Task statement ▸ Will you transcribe the entries that follow, exactly and in full?

------------------------------------------------------------

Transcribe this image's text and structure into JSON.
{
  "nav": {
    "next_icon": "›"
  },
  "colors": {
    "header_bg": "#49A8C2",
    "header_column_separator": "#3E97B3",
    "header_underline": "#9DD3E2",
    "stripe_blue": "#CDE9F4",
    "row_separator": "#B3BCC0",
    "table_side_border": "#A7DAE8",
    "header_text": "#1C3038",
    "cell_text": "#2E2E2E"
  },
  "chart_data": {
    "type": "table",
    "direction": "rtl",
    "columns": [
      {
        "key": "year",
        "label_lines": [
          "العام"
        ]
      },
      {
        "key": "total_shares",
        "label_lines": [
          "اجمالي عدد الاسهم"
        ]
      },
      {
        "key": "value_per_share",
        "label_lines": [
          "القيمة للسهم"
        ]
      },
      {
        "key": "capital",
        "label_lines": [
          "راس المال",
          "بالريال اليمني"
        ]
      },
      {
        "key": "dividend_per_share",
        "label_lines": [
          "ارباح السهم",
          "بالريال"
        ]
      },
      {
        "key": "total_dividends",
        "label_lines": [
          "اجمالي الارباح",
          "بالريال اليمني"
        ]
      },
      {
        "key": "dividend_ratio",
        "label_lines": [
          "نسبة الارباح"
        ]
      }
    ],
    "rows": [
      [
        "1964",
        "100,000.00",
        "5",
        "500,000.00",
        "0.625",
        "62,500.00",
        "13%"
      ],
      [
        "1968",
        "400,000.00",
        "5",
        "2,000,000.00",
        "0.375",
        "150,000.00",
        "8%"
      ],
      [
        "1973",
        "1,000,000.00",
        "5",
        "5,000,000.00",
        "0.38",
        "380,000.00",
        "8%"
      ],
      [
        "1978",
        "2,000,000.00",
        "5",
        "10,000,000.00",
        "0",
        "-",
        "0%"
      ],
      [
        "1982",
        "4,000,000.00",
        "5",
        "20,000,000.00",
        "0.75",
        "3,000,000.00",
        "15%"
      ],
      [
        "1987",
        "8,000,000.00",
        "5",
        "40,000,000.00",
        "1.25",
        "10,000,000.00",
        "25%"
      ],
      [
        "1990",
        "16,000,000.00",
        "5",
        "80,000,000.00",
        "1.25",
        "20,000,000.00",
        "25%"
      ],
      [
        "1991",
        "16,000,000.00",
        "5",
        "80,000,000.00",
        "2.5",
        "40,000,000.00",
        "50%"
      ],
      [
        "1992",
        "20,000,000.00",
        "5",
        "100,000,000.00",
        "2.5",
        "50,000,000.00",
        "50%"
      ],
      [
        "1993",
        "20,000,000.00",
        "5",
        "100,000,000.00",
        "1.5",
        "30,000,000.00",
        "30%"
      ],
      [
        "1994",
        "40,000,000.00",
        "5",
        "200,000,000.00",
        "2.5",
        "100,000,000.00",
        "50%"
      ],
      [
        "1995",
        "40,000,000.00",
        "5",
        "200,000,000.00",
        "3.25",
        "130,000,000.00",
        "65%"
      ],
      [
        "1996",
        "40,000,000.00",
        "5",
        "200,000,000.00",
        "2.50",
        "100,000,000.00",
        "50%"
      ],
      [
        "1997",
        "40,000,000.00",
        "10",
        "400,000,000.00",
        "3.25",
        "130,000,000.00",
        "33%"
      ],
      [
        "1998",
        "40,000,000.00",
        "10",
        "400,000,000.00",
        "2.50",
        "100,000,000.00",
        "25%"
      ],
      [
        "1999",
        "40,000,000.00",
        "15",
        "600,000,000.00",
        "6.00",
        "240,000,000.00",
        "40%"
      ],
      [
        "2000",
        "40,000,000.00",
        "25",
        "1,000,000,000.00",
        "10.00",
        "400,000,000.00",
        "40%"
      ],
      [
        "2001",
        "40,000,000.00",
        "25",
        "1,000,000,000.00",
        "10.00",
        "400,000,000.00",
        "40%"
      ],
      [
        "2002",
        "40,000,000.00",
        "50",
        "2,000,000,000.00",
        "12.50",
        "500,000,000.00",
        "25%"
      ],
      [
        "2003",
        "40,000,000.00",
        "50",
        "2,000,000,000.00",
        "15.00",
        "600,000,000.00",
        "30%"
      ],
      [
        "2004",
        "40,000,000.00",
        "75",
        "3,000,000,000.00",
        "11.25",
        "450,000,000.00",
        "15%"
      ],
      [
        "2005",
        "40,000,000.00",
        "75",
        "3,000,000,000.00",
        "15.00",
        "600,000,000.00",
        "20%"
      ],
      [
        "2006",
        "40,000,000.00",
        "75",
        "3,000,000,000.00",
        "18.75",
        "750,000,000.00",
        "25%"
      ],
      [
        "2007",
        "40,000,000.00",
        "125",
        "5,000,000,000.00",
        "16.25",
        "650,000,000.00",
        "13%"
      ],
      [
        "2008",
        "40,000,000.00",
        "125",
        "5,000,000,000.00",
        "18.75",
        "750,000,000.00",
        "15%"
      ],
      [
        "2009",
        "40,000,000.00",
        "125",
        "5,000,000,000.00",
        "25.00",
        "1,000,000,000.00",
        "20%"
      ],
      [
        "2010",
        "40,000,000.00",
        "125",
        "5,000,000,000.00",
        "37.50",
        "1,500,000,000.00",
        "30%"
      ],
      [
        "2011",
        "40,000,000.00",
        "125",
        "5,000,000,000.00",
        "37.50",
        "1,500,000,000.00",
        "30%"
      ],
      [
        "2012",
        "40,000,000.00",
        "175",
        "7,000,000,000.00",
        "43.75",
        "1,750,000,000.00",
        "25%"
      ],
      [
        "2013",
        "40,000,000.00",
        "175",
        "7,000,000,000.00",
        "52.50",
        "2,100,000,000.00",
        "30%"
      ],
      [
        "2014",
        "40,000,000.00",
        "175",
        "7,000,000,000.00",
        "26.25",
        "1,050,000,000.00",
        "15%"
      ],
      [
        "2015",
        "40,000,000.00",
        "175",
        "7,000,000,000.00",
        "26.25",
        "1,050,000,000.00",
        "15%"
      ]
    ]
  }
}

------------------------------------------------------------

Answer ▸
Transcribe this image's text and structure into JSON.
{
  "nav": {
    "next_icon": "›"
  },
  "colors": {
    "header_bg": "#49A8C2",
    "header_column_separator": "#3E97B3",
    "header_underline": "#9DD3E2",
    "stripe_blue": "#CDE9F4",
    "row_separator": "#B3BCC0",
    "table_side_border": "#A7DAE8",
    "header_text": "#1C3038",
    "cell_text": "#2E2E2E"
  },
  "chart_data": {
    "type": "table",
    "direction": "rtl",
    "columns": [
      {
        "key": "year",
        "label_lines": [
          "العام"
        ]
      },
      {
        "key": "total_shares",
        "label_lines": [
          "اجمالي عدد الاسهم"
        ]
      },
      {
        "key": "value_per_share",
        "label_lines": [
          "القيمة للسهم"
        ]
      },
      {
        "key": "capital",
        "label_lines": [
          "راس المال",
          "بالريال اليمني"
        ]
      },
      {
        "key": "dividend_per_share",
        "label_lines": [
          "ارباح السهم",
          "بالريال"
        ]
      },
      {
        "key": "total_dividends",
        "label_lines": [
          "اجمالي الارباح",
          "بالريال اليمني"
        ]
      },
      {
        "key": "dividend_ratio",
        "label_lines": [
          "نسبة الارباح"
        ]
      }
    ],
    "rows": [
      [
        "1964",
        "100,000.00",
        "5",
        "500,000.00",
        "0.625",
        "62,500.00",
        "13%"
      ],
      [
        "1968",
        "400,000.00",
        "5",
        "2,000,000.00",
        "0.375",
        "150,000.00",
        "8%"
      ],
      [
        "1973",
        "1,000,000.00",
        "5",
        "5,000,000.00",
        "0.38",
        "380,000.00",
        "8%"
      ],
      [
        "1978",
        "2,000,000.00",
        "5",
        "10,000,000.00",
        "0",
        "-",
        "0%"
      ],
      [
        "1982",
        "4,000,000.00",
        "5",
        "20,000,000.00",
        "0.75",
        "3,000,000.00",
        "15%"
      ],
      [
        "1987",
        "8,000,000.00",
        "5",
        "40,000,000.00",
        "1.25",
        "10,000,000.00",
        "25%"
      ],
      [
        "1990",
        "16,000,000.00",
        "5",
        "80,000,000.00",
        "1.25",
        "20,000,000.00",
        "25%"
      ],
      [
        "1991",
        "16,000,000.00",
        "5",
        "80,000,000.00",
        "2.5",
        "40,000,000.00",
        "50%"
      ],
      [
        "1992",
        "20,000,000.00",
        "5",
        "100,000,000.00",
        "2.5",
        "50,000,000.00",
        "50%"
      ],
      [
        "1993",
        "20,000,000.00",
        "5",
        "100,000,000.00",
        "1.5",
        "30,000,000.00",
        "30%"
      ],
      [
        "1994",
        "40,000,000.00",
        "5",
        "200,000,000.00",
        "2.5",
        "100,000,000.00",
        "50%"
      ],
      [
        "1995",
        "40,000,000.00",
        "5",
        "200,000,000.00",
        "3.25",
        "130,000,000.00",
        "65%"
      ],
      [
        "1996",
        "40,000,000.00",
        "5",
        "200,000,000.00",
        "2.50",
        "100,000,000.00",
        "50%"
      ],
      [
        "1997",
        "40,000,000.00",
        "10",
        "400,000,000.00",
        "3.25",
        "130,000,000.00",
        "33%"
      ],
      [
        "1998",
        "40,000,000.00",
        "10",
        "400,000,000.00",
        "2.50",
        "100,000,000.00",
        "25%"
      ],
      [
        "1999",
        "40,000,000.00",
        "15",
        "600,000,000.00",
        "6.00",
        "240,000,000.00",
        "40%"
      ],
      [
        "2000",
        "40,000,000.00",
        "25",
        "1,000,000,000.00",
        "10.00",
        "400,000,000.00",
        "40%"
      ],
      [
        "2001",
        "40,000,000.00",
        "25",
        "1,000,000,000.00",
        "10.00",
        "400,000,000.00",
        "40%"
      ],
      [
        "2002",
        "40,000,000.00",
        "50",
        "2,000,000,000.00",
        "12.50",
        "500,000,000.00",
        "25%"
      ],
      [
        "2003",
        "40,000,000.00",
        "50",
        "2,000,000,000.00",
        "15.00",
        "600,000,000.00",
        "30%"
      ],
      [
        "2004",
        "40,000,000.00",
        "75",
        "3,000,000,000.00",
        "11.25",
        "450,000,000.00",
        "15%"
      ],
      [
        "2005",
        "40,000,000.00",
        "75",
        "3,000,000,000.00",
        "15.00",
        "600,000,000.00",
        "20%"
      ],
      [
        "2006",
        "40,000,000.00",
        "75",
        "3,000,000,000.00",
        "18.75",
        "750,000,000.00",
        "25%"
      ],
      [
        "2007",
        "40,000,000.00",
        "125",
        "5,000,000,000.00",
        "16.25",
        "650,000,000.00",
        "13%"
      ],
      [
        "2008",
        "40,000,000.00",
        "125",
        "5,000,000,000.00",
        "18.75",
        "750,000,000.00",
        "15%"
      ],
      [
        "2009",
        "40,000,000.00",
        "125",
        "5,000,000,000.00",
        "25.00",
        "1,000,000,000.00",
        "20%"
      ],
      [
        "2010",
        "40,000,000.00",
        "125",
        "5,000,000,000.00",
        "37.50",
        "1,500,000,000.00",
        "30%"
      ],
      [
        "2011",
        "40,000,000.00",
        "125",
        "5,000,000,000.00",
        "37.50",
        "1,500,000,000.00",
        "30%"
      ],
      [
        "2012",
        "40,000,000.00",
        "175",
        "7,000,000,000.00",
        "43.75",
        "1,750,000,000.00",
        "25%"
      ],
      [
        "2013",
        "40,000,000.00",
        "175",
        "7,000,000,000.00",
        "52.50",
        "2,100,000,000.00",
        "30%"
      ],
      [
        "2014",
        "40,000,000.00",
        "175",
        "7,000,000,000.00",
        "26.25",
        "1,050,000,000.00",
        "15%"
      ],
      [
        "2015",
        "40,000,000.00",
        "175",
        "7,000,000,000.00",
        "26.25",
        "1,050,000,000.00",
        "15%"
      ]
    ]
  }
}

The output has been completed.